== Aim ==
Wherever the word "value" appears in a line, copy that line.

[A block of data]
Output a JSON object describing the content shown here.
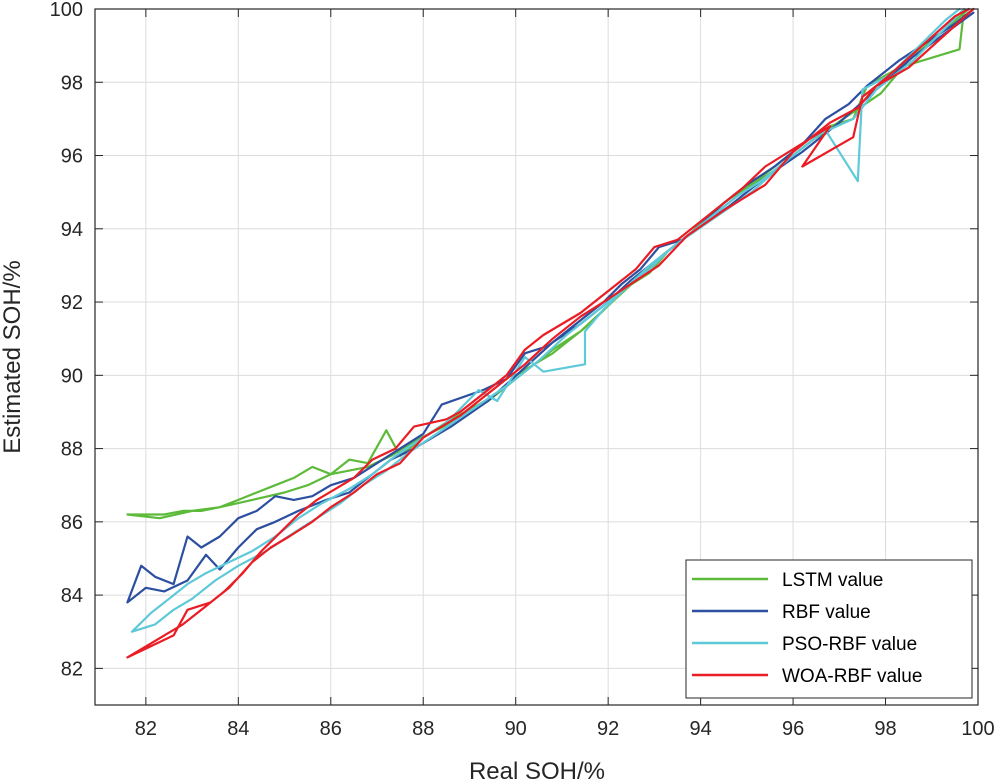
{
  "chart_data": {
    "type": "line",
    "title": "",
    "xlabel": "Real SOH/%",
    "ylabel": "Estimated SOH/%",
    "xlim": [
      80.9,
      100
    ],
    "ylim": [
      81,
      100
    ],
    "xticks": [
      82,
      84,
      86,
      88,
      90,
      92,
      94,
      96,
      98,
      100
    ],
    "yticks": [
      82,
      84,
      86,
      88,
      90,
      92,
      94,
      96,
      98,
      100
    ],
    "grid": true,
    "legend_position": "bottom-right",
    "series": [
      {
        "name": "LSTM value",
        "color": "#5dba3b",
        "points": [
          [
            99.7,
            100
          ],
          [
            99.6,
            98.9
          ],
          [
            98.3,
            98.4
          ],
          [
            97.6,
            97.9
          ],
          [
            97.3,
            97.0
          ],
          [
            96.8,
            96.8
          ],
          [
            96.4,
            96.5
          ],
          [
            95.7,
            95.8
          ],
          [
            95.2,
            95.3
          ],
          [
            94.6,
            94.8
          ],
          [
            94.2,
            94.4
          ],
          [
            93.8,
            93.9
          ],
          [
            93.3,
            93.4
          ],
          [
            92.9,
            92.8
          ],
          [
            92.4,
            92.4
          ],
          [
            92.0,
            91.9
          ],
          [
            91.6,
            91.4
          ],
          [
            91.2,
            91.0
          ],
          [
            90.8,
            90.6
          ],
          [
            90.4,
            90.3
          ],
          [
            90.0,
            90.0
          ],
          [
            89.6,
            89.5
          ],
          [
            89.2,
            89.2
          ],
          [
            88.6,
            88.8
          ],
          [
            88.0,
            88.3
          ],
          [
            87.5,
            87.8
          ],
          [
            87.2,
            88.5
          ],
          [
            86.8,
            87.6
          ],
          [
            86.4,
            87.7
          ],
          [
            86.0,
            87.3
          ],
          [
            85.6,
            87.5
          ],
          [
            85.2,
            87.2
          ],
          [
            84.8,
            87.0
          ],
          [
            84.4,
            86.8
          ],
          [
            84.0,
            86.6
          ],
          [
            83.6,
            86.4
          ],
          [
            83.2,
            86.3
          ],
          [
            82.8,
            86.3
          ],
          [
            82.4,
            86.2
          ],
          [
            82.0,
            86.2
          ],
          [
            81.6,
            86.2
          ],
          [
            82.3,
            86.1
          ],
          [
            83.0,
            86.3
          ],
          [
            83.6,
            86.4
          ],
          [
            84.3,
            86.6
          ],
          [
            85.0,
            86.8
          ],
          [
            85.5,
            87.0
          ],
          [
            86.0,
            87.3
          ],
          [
            86.8,
            87.5
          ],
          [
            87.3,
            87.8
          ],
          [
            87.8,
            88.2
          ],
          [
            88.6,
            88.7
          ],
          [
            89.4,
            89.3
          ],
          [
            90.2,
            90.1
          ],
          [
            90.8,
            90.7
          ],
          [
            91.4,
            91.2
          ],
          [
            92.0,
            91.9
          ],
          [
            92.6,
            92.6
          ],
          [
            93.2,
            93.3
          ],
          [
            94.0,
            94.1
          ],
          [
            94.8,
            94.9
          ],
          [
            95.6,
            95.6
          ],
          [
            96.4,
            96.4
          ],
          [
            97.2,
            97.1
          ],
          [
            97.9,
            97.7
          ],
          [
            98.5,
            98.6
          ],
          [
            99.8,
            100
          ]
        ]
      },
      {
        "name": "RBF value",
        "color": "#2c4fa0",
        "points": [
          [
            99.9,
            100
          ],
          [
            99.5,
            99.6
          ],
          [
            98.3,
            98.6
          ],
          [
            97.6,
            97.9
          ],
          [
            97.2,
            97.4
          ],
          [
            96.7,
            97.0
          ],
          [
            96.2,
            96.3
          ],
          [
            95.6,
            95.7
          ],
          [
            95.0,
            95.2
          ],
          [
            94.5,
            94.7
          ],
          [
            94.0,
            94.1
          ],
          [
            93.6,
            93.7
          ],
          [
            93.1,
            93.5
          ],
          [
            92.7,
            92.9
          ],
          [
            92.3,
            92.5
          ],
          [
            91.9,
            92.0
          ],
          [
            91.5,
            91.6
          ],
          [
            91.1,
            91.2
          ],
          [
            90.7,
            90.8
          ],
          [
            90.2,
            90.6
          ],
          [
            89.8,
            89.9
          ],
          [
            89.3,
            89.6
          ],
          [
            88.4,
            89.2
          ],
          [
            88.0,
            88.4
          ],
          [
            87.5,
            88.0
          ],
          [
            87.0,
            87.6
          ],
          [
            86.5,
            87.2
          ],
          [
            86.0,
            87.0
          ],
          [
            85.6,
            86.7
          ],
          [
            85.2,
            86.6
          ],
          [
            84.8,
            86.7
          ],
          [
            84.4,
            86.3
          ],
          [
            84.0,
            86.1
          ],
          [
            83.6,
            85.6
          ],
          [
            83.2,
            85.3
          ],
          [
            82.9,
            85.6
          ],
          [
            82.6,
            84.3
          ],
          [
            82.2,
            84.5
          ],
          [
            81.9,
            84.8
          ],
          [
            81.6,
            83.8
          ],
          [
            82.0,
            84.2
          ],
          [
            82.4,
            84.1
          ],
          [
            82.9,
            84.4
          ],
          [
            83.3,
            85.1
          ],
          [
            83.6,
            84.7
          ],
          [
            84.0,
            85.3
          ],
          [
            84.4,
            85.8
          ],
          [
            84.8,
            86.0
          ],
          [
            85.3,
            86.3
          ],
          [
            85.9,
            86.6
          ],
          [
            86.4,
            86.8
          ],
          [
            86.9,
            87.3
          ],
          [
            87.3,
            87.7
          ],
          [
            87.8,
            88.0
          ],
          [
            88.6,
            88.6
          ],
          [
            89.4,
            89.3
          ],
          [
            90.1,
            90.1
          ],
          [
            90.8,
            90.9
          ],
          [
            91.4,
            91.4
          ],
          [
            91.9,
            91.9
          ],
          [
            92.5,
            92.6
          ],
          [
            93.1,
            93.2
          ],
          [
            93.8,
            93.9
          ],
          [
            94.6,
            94.6
          ],
          [
            95.4,
            95.4
          ],
          [
            96.2,
            96.1
          ],
          [
            97.0,
            96.9
          ],
          [
            97.8,
            97.8
          ],
          [
            98.6,
            98.7
          ],
          [
            99.9,
            99.9
          ]
        ]
      },
      {
        "name": "PSO-RBF value",
        "color": "#5ec9d8",
        "points": [
          [
            99.6,
            100
          ],
          [
            99.3,
            99.7
          ],
          [
            98.1,
            98.2
          ],
          [
            97.5,
            97.8
          ],
          [
            97.4,
            95.3
          ],
          [
            96.7,
            96.7
          ],
          [
            95.7,
            95.7
          ],
          [
            95.3,
            95.3
          ],
          [
            94.8,
            94.9
          ],
          [
            94.3,
            94.4
          ],
          [
            93.8,
            93.9
          ],
          [
            93.3,
            93.4
          ],
          [
            92.9,
            92.9
          ],
          [
            92.4,
            92.4
          ],
          [
            91.9,
            91.8
          ],
          [
            91.5,
            91.2
          ],
          [
            91.5,
            90.3
          ],
          [
            90.6,
            90.1
          ],
          [
            90.2,
            90.5
          ],
          [
            89.6,
            89.3
          ],
          [
            89.2,
            89.6
          ],
          [
            88.5,
            88.7
          ],
          [
            88.0,
            88.3
          ],
          [
            87.4,
            87.8
          ],
          [
            86.9,
            87.3
          ],
          [
            86.4,
            86.9
          ],
          [
            85.8,
            86.5
          ],
          [
            85.3,
            86.1
          ],
          [
            84.8,
            85.6
          ],
          [
            84.3,
            85.2
          ],
          [
            83.8,
            84.9
          ],
          [
            83.3,
            84.6
          ],
          [
            82.9,
            84.3
          ],
          [
            82.5,
            83.9
          ],
          [
            82.1,
            83.5
          ],
          [
            81.7,
            83.0
          ],
          [
            82.2,
            83.2
          ],
          [
            82.6,
            83.6
          ],
          [
            83.0,
            83.9
          ],
          [
            83.5,
            84.4
          ],
          [
            84.0,
            84.8
          ],
          [
            84.6,
            85.2
          ],
          [
            85.2,
            85.7
          ],
          [
            85.7,
            86.1
          ],
          [
            86.2,
            86.5
          ],
          [
            86.7,
            87.0
          ],
          [
            87.2,
            87.4
          ],
          [
            87.7,
            87.9
          ],
          [
            88.4,
            88.5
          ],
          [
            89.1,
            89.1
          ],
          [
            89.9,
            89.8
          ],
          [
            90.5,
            90.4
          ],
          [
            91.1,
            91.1
          ],
          [
            91.7,
            91.7
          ],
          [
            92.3,
            92.3
          ],
          [
            92.9,
            93.0
          ],
          [
            93.5,
            93.6
          ],
          [
            94.3,
            94.3
          ],
          [
            95.1,
            95.0
          ],
          [
            95.9,
            95.9
          ],
          [
            96.6,
            96.6
          ],
          [
            97.3,
            97.0
          ],
          [
            97.8,
            97.8
          ],
          [
            98.6,
            98.6
          ],
          [
            99.7,
            100
          ]
        ]
      },
      {
        "name": "WOA-RBF value",
        "color": "#ea1c24",
        "points": [
          [
            99.8,
            100
          ],
          [
            99.5,
            99.8
          ],
          [
            98.0,
            98.1
          ],
          [
            97.5,
            97.6
          ],
          [
            97.3,
            96.5
          ],
          [
            96.2,
            95.7
          ],
          [
            96.8,
            96.8
          ],
          [
            95.4,
            95.7
          ],
          [
            94.9,
            95.1
          ],
          [
            94.4,
            94.6
          ],
          [
            94.0,
            94.2
          ],
          [
            93.5,
            93.7
          ],
          [
            93.0,
            93.5
          ],
          [
            92.6,
            92.9
          ],
          [
            92.2,
            92.5
          ],
          [
            91.8,
            92.1
          ],
          [
            91.4,
            91.7
          ],
          [
            91.0,
            91.4
          ],
          [
            90.6,
            91.1
          ],
          [
            90.2,
            90.7
          ],
          [
            89.8,
            90.0
          ],
          [
            89.3,
            89.5
          ],
          [
            88.8,
            89.0
          ],
          [
            88.5,
            88.8
          ],
          [
            87.8,
            88.6
          ],
          [
            87.4,
            88.0
          ],
          [
            86.9,
            87.7
          ],
          [
            86.5,
            87.2
          ],
          [
            86.1,
            86.9
          ],
          [
            85.7,
            86.6
          ],
          [
            85.3,
            86.2
          ],
          [
            84.9,
            85.7
          ],
          [
            84.5,
            85.2
          ],
          [
            84.1,
            84.6
          ],
          [
            83.7,
            84.1
          ],
          [
            83.3,
            83.7
          ],
          [
            82.8,
            83.2
          ],
          [
            82.4,
            82.9
          ],
          [
            82.0,
            82.6
          ],
          [
            81.6,
            82.3
          ],
          [
            82.1,
            82.6
          ],
          [
            82.6,
            82.9
          ],
          [
            82.9,
            83.6
          ],
          [
            83.4,
            83.8
          ],
          [
            83.8,
            84.2
          ],
          [
            84.3,
            84.9
          ],
          [
            84.7,
            85.3
          ],
          [
            85.1,
            85.6
          ],
          [
            85.6,
            86.0
          ],
          [
            86.0,
            86.4
          ],
          [
            86.5,
            86.8
          ],
          [
            87.0,
            87.3
          ],
          [
            87.5,
            87.6
          ],
          [
            88.0,
            88.3
          ],
          [
            88.8,
            88.9
          ],
          [
            89.5,
            89.6
          ],
          [
            90.2,
            90.3
          ],
          [
            90.8,
            91.0
          ],
          [
            91.4,
            91.6
          ],
          [
            91.9,
            92.0
          ],
          [
            92.5,
            92.5
          ],
          [
            93.1,
            93.0
          ],
          [
            93.7,
            93.8
          ],
          [
            94.5,
            94.5
          ],
          [
            95.4,
            95.2
          ],
          [
            96.0,
            96.1
          ],
          [
            96.8,
            96.9
          ],
          [
            97.4,
            97.3
          ],
          [
            97.8,
            97.9
          ],
          [
            98.5,
            98.4
          ],
          [
            99.9,
            100
          ]
        ]
      }
    ]
  }
}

== Problem solution ==
        "name": "LSTM value",
        "name": "RBF value",
        "name": "PSO-RBF value",
        "name": "WOA-RBF value",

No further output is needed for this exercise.